▸ **PROBLEM TO WORK ON**: Check every line of the data below for the string "title", and copy the ones that hold it.
>> Begin GIVEN DATA
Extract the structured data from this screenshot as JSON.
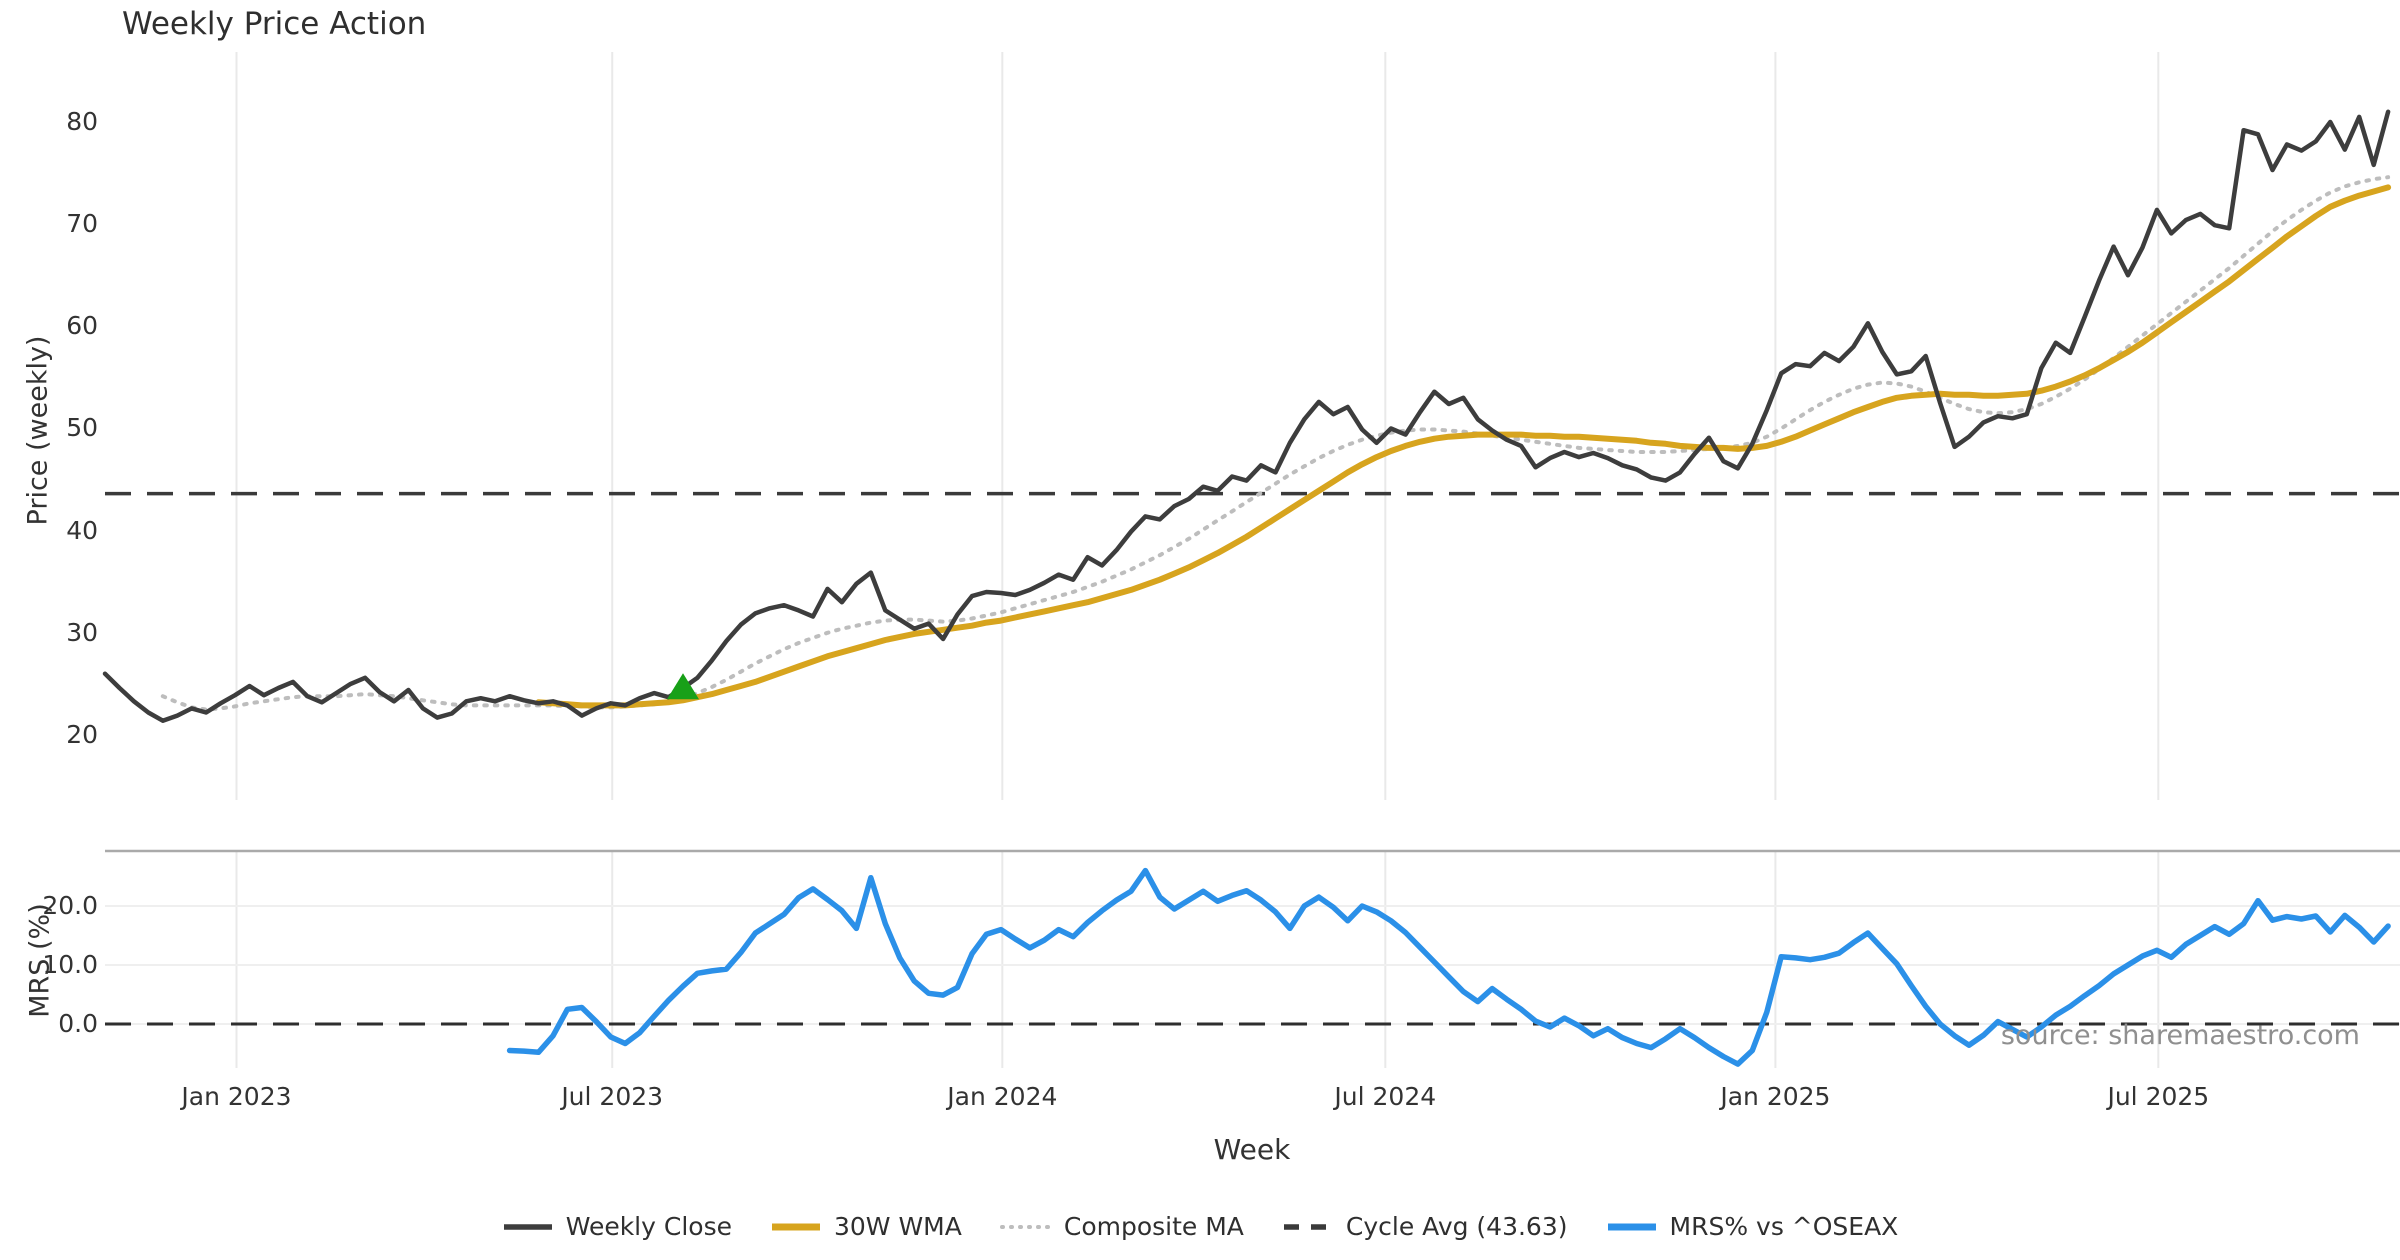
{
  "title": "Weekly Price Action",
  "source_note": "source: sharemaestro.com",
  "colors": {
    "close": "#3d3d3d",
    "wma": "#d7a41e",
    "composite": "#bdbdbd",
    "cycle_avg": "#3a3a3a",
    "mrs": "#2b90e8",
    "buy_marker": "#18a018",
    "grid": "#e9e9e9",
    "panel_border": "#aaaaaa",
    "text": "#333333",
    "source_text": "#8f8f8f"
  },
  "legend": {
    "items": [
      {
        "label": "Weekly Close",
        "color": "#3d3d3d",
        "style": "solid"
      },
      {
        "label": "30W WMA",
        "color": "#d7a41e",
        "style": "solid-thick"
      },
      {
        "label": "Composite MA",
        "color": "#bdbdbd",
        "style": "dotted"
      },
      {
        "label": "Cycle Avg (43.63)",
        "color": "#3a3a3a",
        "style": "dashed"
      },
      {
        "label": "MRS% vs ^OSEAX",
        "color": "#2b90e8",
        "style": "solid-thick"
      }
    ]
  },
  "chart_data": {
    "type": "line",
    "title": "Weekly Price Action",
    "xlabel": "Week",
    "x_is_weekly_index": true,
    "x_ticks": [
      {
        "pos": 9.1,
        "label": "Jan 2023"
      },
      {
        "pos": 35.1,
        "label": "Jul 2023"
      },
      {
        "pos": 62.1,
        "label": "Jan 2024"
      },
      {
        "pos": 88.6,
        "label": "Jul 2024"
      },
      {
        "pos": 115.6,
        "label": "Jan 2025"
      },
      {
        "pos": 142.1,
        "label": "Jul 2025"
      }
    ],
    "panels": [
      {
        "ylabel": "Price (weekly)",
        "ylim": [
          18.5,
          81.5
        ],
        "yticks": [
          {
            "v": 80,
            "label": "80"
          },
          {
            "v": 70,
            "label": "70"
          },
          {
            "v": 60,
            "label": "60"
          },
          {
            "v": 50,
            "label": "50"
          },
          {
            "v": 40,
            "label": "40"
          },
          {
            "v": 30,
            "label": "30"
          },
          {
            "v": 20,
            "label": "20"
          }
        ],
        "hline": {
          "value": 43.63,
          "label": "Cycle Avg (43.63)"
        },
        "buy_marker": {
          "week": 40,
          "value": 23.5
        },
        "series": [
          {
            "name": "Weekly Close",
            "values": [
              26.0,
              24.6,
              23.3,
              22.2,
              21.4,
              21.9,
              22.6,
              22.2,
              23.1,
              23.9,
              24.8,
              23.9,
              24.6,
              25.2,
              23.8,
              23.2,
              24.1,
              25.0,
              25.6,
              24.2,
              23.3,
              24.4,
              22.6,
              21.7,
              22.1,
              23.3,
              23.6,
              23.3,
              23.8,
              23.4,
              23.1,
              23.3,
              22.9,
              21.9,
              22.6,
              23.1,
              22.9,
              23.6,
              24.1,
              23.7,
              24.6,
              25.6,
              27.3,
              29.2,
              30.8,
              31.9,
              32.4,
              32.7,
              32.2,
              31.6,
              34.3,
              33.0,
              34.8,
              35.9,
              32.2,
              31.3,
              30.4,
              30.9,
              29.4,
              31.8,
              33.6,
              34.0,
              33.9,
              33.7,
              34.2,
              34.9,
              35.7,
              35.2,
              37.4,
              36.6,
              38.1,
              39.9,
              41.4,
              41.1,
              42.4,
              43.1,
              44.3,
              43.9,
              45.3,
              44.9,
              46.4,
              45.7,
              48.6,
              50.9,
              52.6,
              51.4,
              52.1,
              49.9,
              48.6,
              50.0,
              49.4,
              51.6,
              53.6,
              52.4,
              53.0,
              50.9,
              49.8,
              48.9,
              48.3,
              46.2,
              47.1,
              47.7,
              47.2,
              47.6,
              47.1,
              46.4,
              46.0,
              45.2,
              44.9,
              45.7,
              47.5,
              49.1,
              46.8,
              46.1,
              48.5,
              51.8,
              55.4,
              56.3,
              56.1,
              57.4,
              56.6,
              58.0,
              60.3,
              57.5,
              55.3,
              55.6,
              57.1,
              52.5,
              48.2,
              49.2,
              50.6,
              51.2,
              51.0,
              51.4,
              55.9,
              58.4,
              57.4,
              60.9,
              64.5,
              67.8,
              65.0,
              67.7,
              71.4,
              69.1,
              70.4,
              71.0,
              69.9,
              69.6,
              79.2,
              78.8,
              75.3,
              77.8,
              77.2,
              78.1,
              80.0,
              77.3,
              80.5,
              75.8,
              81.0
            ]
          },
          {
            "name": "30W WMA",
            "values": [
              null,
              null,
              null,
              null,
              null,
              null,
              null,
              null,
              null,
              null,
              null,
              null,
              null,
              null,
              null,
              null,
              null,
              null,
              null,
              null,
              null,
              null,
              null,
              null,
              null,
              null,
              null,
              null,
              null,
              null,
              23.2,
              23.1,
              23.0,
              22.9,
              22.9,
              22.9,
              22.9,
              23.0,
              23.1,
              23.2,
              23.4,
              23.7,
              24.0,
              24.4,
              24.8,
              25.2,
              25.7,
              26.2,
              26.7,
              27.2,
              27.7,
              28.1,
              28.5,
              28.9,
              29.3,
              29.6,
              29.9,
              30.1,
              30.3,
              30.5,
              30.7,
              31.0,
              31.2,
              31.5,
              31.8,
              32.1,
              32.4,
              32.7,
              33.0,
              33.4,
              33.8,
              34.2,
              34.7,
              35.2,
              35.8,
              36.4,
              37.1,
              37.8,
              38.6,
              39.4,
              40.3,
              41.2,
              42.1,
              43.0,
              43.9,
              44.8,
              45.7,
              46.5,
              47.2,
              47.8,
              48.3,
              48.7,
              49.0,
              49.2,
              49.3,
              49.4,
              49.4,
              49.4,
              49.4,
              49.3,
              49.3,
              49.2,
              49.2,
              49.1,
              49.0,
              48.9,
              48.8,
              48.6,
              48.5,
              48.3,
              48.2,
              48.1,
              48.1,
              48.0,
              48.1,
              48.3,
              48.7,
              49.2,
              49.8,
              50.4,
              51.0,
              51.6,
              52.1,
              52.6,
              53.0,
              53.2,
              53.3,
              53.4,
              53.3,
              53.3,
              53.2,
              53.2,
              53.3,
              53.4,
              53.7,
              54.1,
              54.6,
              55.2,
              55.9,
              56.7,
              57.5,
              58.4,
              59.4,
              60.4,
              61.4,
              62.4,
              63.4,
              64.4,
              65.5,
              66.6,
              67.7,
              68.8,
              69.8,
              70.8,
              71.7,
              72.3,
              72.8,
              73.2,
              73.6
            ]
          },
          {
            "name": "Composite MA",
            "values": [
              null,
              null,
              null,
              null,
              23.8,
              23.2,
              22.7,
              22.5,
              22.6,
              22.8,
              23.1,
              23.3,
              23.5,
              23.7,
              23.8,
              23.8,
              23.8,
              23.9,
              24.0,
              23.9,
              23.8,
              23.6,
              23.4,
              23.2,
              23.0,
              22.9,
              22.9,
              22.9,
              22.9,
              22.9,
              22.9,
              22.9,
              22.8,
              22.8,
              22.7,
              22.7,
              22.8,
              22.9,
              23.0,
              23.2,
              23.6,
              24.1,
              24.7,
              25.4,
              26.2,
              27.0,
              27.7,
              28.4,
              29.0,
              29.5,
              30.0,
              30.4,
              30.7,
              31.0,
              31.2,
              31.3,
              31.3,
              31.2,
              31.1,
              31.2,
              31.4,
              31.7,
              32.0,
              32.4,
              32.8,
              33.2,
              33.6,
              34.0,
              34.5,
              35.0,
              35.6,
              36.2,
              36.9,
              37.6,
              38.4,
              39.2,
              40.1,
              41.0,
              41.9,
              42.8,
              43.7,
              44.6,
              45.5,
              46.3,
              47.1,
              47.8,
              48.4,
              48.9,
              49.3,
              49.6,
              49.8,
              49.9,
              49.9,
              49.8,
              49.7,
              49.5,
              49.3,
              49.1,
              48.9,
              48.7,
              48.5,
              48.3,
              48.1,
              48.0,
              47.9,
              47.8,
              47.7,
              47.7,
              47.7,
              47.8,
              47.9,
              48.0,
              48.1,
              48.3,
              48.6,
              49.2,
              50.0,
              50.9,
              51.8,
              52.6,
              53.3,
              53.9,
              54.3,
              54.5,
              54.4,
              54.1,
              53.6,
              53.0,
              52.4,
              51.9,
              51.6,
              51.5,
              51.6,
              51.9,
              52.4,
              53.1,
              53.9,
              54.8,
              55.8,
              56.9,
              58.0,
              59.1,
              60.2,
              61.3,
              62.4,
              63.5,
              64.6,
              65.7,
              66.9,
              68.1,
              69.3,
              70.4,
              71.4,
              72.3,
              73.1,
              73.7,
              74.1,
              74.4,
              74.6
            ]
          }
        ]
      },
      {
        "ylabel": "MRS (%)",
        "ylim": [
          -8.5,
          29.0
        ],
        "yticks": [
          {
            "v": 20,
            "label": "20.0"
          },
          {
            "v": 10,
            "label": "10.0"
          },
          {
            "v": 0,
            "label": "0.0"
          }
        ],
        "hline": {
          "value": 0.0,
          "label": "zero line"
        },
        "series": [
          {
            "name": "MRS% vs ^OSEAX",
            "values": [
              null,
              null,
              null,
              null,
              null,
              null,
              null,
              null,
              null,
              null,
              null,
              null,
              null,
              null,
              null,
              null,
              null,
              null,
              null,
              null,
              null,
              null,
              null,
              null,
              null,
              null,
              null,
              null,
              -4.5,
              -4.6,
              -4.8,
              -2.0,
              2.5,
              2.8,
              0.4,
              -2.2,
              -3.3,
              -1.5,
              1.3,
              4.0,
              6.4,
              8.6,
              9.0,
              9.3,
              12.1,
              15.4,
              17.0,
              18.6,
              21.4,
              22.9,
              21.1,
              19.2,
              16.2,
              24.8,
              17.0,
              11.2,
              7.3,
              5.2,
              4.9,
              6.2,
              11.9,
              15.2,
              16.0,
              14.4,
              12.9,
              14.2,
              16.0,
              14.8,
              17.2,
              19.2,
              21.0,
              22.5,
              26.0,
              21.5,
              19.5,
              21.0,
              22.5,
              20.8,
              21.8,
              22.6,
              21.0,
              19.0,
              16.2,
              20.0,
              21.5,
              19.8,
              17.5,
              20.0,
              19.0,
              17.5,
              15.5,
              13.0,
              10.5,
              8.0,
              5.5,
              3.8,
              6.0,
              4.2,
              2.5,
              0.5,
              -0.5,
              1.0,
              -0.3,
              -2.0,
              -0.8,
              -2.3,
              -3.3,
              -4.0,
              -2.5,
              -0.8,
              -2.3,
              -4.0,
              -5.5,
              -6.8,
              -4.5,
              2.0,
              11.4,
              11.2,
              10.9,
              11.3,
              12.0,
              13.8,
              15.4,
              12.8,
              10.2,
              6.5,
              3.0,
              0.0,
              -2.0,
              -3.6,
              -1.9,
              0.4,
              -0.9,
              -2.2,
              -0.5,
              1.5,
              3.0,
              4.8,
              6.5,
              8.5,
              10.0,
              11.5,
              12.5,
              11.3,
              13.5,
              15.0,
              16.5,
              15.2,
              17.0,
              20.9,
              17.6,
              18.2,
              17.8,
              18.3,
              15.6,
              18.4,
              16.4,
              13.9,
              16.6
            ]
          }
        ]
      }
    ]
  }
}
>> End GIVEN DATA
>> Begin GIVEN DATA
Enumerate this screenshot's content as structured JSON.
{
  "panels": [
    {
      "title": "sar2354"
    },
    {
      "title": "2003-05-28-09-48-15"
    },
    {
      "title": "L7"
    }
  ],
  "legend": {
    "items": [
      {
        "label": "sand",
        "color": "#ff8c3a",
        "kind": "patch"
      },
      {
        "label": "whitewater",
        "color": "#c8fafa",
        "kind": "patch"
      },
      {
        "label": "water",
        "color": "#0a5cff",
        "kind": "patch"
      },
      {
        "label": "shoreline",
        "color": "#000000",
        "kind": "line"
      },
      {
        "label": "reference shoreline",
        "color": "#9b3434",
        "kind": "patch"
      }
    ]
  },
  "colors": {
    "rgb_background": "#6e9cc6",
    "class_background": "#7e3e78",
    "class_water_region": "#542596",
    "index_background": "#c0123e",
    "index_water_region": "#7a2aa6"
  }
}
>> End GIVEN DATA
▸ **SOLUTION FOR THIS PROBLEM**:
  "title": "Weekly Price Action",
    "title": "Weekly Price Action",
      "title": "sar2354"
      "title": "2003-05-28-09-48-15"
      "title": "L7"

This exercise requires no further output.